■ **THE TASK**
Copy out every record below with complete accuracy.

■ **RECORDS FOR THE EXERCISE**
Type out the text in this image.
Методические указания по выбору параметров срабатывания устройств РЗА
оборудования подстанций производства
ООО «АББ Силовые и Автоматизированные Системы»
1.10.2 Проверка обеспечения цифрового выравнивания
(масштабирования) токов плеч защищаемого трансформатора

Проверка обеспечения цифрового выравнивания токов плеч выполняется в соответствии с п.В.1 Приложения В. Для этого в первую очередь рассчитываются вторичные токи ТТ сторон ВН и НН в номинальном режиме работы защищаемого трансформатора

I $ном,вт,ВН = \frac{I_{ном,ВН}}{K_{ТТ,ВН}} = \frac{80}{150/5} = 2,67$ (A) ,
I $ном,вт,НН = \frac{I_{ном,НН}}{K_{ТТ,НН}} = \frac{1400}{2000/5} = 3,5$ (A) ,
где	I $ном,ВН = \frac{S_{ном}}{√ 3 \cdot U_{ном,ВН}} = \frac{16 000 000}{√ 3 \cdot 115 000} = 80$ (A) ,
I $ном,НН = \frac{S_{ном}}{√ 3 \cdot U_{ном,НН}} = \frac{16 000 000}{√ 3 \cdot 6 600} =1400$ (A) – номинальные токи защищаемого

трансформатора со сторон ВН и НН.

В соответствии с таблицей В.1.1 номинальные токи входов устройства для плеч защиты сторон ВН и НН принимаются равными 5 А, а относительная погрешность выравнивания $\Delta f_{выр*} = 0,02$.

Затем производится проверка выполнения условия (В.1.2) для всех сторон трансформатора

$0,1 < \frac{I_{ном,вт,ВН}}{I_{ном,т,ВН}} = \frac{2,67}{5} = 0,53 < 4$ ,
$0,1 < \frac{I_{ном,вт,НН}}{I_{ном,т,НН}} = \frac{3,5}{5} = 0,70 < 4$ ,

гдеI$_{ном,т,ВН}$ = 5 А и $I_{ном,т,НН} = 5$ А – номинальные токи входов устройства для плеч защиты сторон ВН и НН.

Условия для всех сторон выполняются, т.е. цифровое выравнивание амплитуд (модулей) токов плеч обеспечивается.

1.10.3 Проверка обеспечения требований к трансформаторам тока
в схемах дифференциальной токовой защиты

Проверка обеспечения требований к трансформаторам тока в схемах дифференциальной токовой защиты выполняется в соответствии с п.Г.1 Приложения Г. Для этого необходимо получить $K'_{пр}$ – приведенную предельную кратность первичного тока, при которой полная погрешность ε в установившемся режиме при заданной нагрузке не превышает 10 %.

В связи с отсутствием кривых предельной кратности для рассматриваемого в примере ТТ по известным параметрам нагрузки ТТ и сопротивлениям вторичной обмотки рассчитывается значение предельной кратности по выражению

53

■ **EXPECTED OUTPUT**
Type out the text in this image.
Методические указания по выбору параметров срабатывания устройств РЗА
оборудования подстанций производства
ООО «АББ Силовые и Автоматизированные Системы»
1.10.2 Проверка обеспечения цифрового выравнивания
(масштабирования) токов плеч защищаемого трансформатора

Проверка обеспечения цифрового выравнивания токов плеч выполняется в соответствии с п.В.1 Приложения В. Для этого в первую очередь рассчитываются вторичные токи ТТ сторон ВН и НН в номинальном режиме работы защищаемого трансформатора

I $ном,вт,ВН = \frac{I_{ном,ВН}}{K_{ТТ,ВН}} = \frac{80}{150/5} = 2,67$ (A) ,
I $ном,вт,НН = \frac{I_{ном,НН}}{K_{ТТ,НН}} = \frac{1400}{2000/5} = 3,5$ (A) ,
где	I $ном,ВН = \frac{S_{ном}}{√ 3 \cdot U_{ном,ВН}} = \frac{16 000 000}{√ 3 \cdot 115 000} = 80$ (A) ,
I $ном,НН = \frac{S_{ном}}{√ 3 \cdot U_{ном,НН}} = \frac{16 000 000}{√ 3 \cdot 6 600} =1400$ (A) – номинальные токи защищаемого

трансформатора со сторон ВН и НН.

В соответствии с таблицей В.1.1 номинальные токи входов устройства для плеч защиты сторон ВН и НН принимаются равными 5 А, а относительная погрешность выравнивания $\Delta f_{выр*} = 0,02$.

Затем производится проверка выполнения условия (В.1.2) для всех сторон трансформатора

$0,1 < \frac{I_{ном,вт,ВН}}{I_{ном,т,ВН}} = \frac{2,67}{5} = 0,53 < 4$ ,
$0,1 < \frac{I_{ном,вт,НН}}{I_{ном,т,НН}} = \frac{3,5}{5} = 0,70 < 4$ ,

гдеI$_{ном,т,ВН}$ = 5 А и $I_{ном,т,НН} = 5$ А – номинальные токи входов устройства для плеч защиты сторон ВН и НН.

Условия для всех сторон выполняются, т.е. цифровое выравнивание амплитуд (модулей) токов плеч обеспечивается.

1.10.3 Проверка обеспечения требований к трансформаторам тока
в схемах дифференциальной токовой защиты

Проверка обеспечения требований к трансформаторам тока в схемах дифференциальной токовой защиты выполняется в соответствии с п.Г.1 Приложения Г. Для этого необходимо получить $K'_{пр}$ – приведенную предельную кратность первичного тока, при которой полная погрешность ε в установившемся режиме при заданной нагрузке не превышает 10 %.

В связи с отсутствием кривых предельной кратности для рассматриваемого в примере ТТ по известным параметрам нагрузки ТТ и сопротивлениям вторичной обмотки рассчитывается значение предельной кратности по выражению

53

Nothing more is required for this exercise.